→ **SET PROBLEM**: Reproduce every entry exactly as shown.

----

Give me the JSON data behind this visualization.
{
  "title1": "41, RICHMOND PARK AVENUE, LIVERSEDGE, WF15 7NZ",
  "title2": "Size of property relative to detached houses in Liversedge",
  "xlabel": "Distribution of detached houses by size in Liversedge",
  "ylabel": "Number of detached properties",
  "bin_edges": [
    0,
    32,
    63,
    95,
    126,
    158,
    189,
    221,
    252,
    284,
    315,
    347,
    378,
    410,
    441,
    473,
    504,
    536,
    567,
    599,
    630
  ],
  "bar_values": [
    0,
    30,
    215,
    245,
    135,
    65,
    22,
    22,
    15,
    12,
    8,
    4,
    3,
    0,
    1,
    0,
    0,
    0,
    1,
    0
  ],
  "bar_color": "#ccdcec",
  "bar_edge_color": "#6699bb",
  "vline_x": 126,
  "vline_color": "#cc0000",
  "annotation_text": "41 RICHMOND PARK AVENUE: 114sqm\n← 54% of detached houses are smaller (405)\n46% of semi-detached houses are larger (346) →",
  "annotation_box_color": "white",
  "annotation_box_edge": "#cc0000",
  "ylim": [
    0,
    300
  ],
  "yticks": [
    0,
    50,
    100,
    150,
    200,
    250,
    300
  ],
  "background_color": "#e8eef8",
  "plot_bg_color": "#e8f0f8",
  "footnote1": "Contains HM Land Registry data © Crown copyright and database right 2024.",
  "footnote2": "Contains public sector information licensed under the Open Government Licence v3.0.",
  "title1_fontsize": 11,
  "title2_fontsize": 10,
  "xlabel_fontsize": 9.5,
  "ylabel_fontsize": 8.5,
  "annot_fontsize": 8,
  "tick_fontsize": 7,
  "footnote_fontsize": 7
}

----

→ **EXERCISE RESULT**:
Give me the JSON data behind this visualization.
{
  "title1": "41, RICHMOND PARK AVENUE, LIVERSEDGE, WF15 7NZ",
  "title2": "Size of property relative to detached houses in Liversedge",
  "xlabel": "Distribution of detached houses by size in Liversedge",
  "ylabel": "Number of detached properties",
  "bin_edges": [
    0,
    32,
    63,
    95,
    126,
    158,
    189,
    221,
    252,
    284,
    315,
    347,
    378,
    410,
    441,
    473,
    504,
    536,
    567,
    599,
    630
  ],
  "bar_values": [
    0,
    30,
    215,
    245,
    135,
    65,
    22,
    22,
    15,
    12,
    8,
    4,
    3,
    0,
    1,
    0,
    0,
    0,
    1,
    0
  ],
  "bar_color": "#ccdcec",
  "bar_edge_color": "#6699bb",
  "vline_x": 126,
  "vline_color": "#cc0000",
  "annotation_text": "41 RICHMOND PARK AVENUE: 114sqm\n← 54% of detached houses are smaller (405)\n46% of semi-detached houses are larger (346) →",
  "annotation_box_color": "white",
  "annotation_box_edge": "#cc0000",
  "ylim": [
    0,
    300
  ],
  "yticks": [
    0,
    50,
    100,
    150,
    200,
    250,
    300
  ],
  "background_color": "#e8eef8",
  "plot_bg_color": "#e8f0f8",
  "footnote1": "Contains HM Land Registry data © Crown copyright and database right 2024.",
  "footnote2": "Contains public sector information licensed under the Open Government Licence v3.0.",
  "title1_fontsize": 11,
  "title2_fontsize": 10,
  "xlabel_fontsize": 9.5,
  "ylabel_fontsize": 8.5,
  "annot_fontsize": 8,
  "tick_fontsize": 7,
  "footnote_fontsize": 7
}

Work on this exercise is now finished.